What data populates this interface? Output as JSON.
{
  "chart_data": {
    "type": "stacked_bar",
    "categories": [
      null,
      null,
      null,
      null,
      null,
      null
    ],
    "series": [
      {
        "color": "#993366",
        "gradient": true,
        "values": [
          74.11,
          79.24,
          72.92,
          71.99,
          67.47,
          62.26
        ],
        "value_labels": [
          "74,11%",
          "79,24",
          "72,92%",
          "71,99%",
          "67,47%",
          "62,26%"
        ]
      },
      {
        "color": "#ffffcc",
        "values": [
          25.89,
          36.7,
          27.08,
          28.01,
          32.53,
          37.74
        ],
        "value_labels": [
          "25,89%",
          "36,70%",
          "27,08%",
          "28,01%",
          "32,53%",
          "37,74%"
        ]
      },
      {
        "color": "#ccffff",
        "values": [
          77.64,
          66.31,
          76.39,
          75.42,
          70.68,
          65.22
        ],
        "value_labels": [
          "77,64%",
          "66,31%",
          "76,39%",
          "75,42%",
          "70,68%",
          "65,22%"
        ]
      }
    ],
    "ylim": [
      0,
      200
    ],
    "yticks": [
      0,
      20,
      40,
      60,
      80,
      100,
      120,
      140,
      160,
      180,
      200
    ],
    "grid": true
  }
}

*-*-*

[WORK TO BE COMPLETED]:
Transcribe every entry exactly, omitting nothing.

[EXERCISE RESULT]:
What data populates this interface? Output as JSON.
{
  "chart_data": {
    "type": "stacked_bar",
    "categories": [
      null,
      null,
      null,
      null,
      null,
      null
    ],
    "series": [
      {
        "color": "#993366",
        "gradient": true,
        "values": [
          74.11,
          79.24,
          72.92,
          71.99,
          67.47,
          62.26
        ],
        "value_labels": [
          "74,11%",
          "79,24",
          "72,92%",
          "71,99%",
          "67,47%",
          "62,26%"
        ]
      },
      {
        "color": "#ffffcc",
        "values": [
          25.89,
          36.7,
          27.08,
          28.01,
          32.53,
          37.74
        ],
        "value_labels": [
          "25,89%",
          "36,70%",
          "27,08%",
          "28,01%",
          "32,53%",
          "37,74%"
        ]
      },
      {
        "color": "#ccffff",
        "values": [
          77.64,
          66.31,
          76.39,
          75.42,
          70.68,
          65.22
        ],
        "value_labels": [
          "77,64%",
          "66,31%",
          "76,39%",
          "75,42%",
          "70,68%",
          "65,22%"
        ]
      }
    ],
    "ylim": [
      0,
      200
    ],
    "yticks": [
      0,
      20,
      40,
      60,
      80,
      100,
      120,
      140,
      160,
      180,
      200
    ],
    "grid": true
  }
}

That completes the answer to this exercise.